**REQUIRED TASK**
Give the number of lines below that contain "title", with no other output.

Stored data

==*==

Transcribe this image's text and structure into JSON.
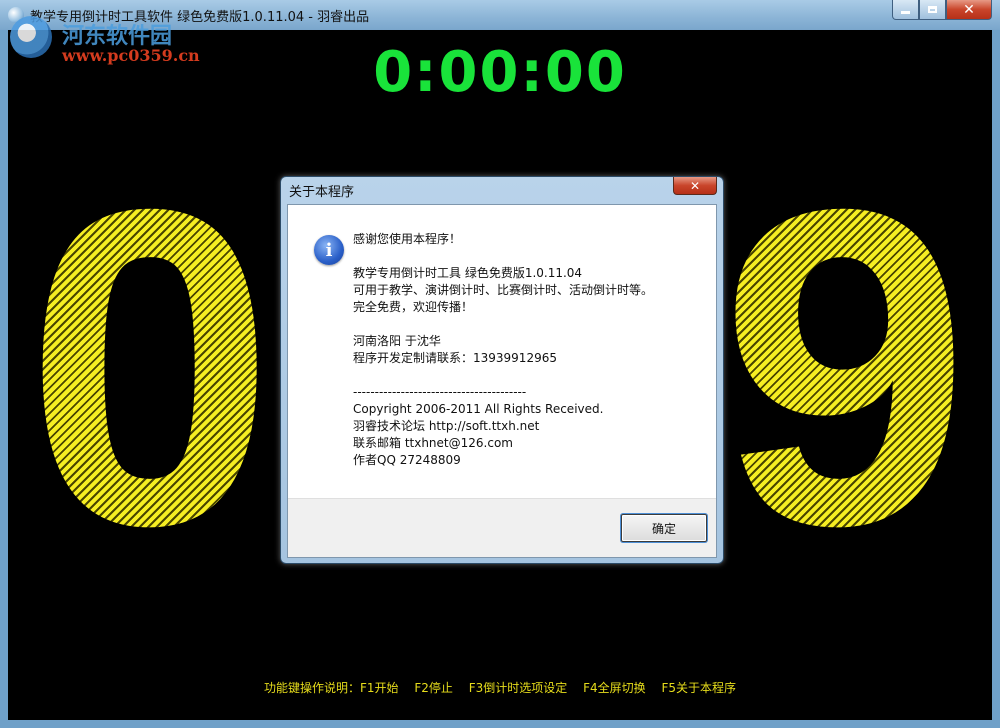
{
  "window": {
    "title": "教学专用倒计时工具软件 绿色免费版1.0.11.04 - 羽睿出品",
    "watermark_name": "河东软件园",
    "watermark_url": "www.pc0359.cn"
  },
  "clock": "0:00:00",
  "digits": {
    "left": "0",
    "right": "9",
    "color": "#ece31c"
  },
  "dialog": {
    "title": "关于本程序",
    "lines": [
      "感谢您使用本程序！",
      "",
      "教学专用倒计时工具 绿色免费版1.0.11.04",
      "可用于教学、演讲倒计时、比赛倒计时、活动倒计时等。",
      "完全免费，欢迎传播！",
      "",
      "河南洛阳 于沈华",
      "程序开发定制请联系：13939912965",
      "",
      "----------------------------------------",
      "Copyright 2006-2011 All Rights Received.",
      "羽睿技术论坛 http://soft.ttxh.net",
      "联系邮箱 ttxhnet@126.com",
      "作者QQ 27248809"
    ],
    "ok_label": "确定"
  },
  "help": {
    "label": "功能键操作说明：F1开始",
    "f2": "F2停止",
    "f3": "F3倒计时选项设定",
    "f4": "F4全屏切换",
    "f5": "F5关于本程序"
  },
  "colors": {
    "clock": "#19e33a",
    "help": "#e6dc1b",
    "background": "#000000"
  }
}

==*==

**EXERCISE RESPONSE**
2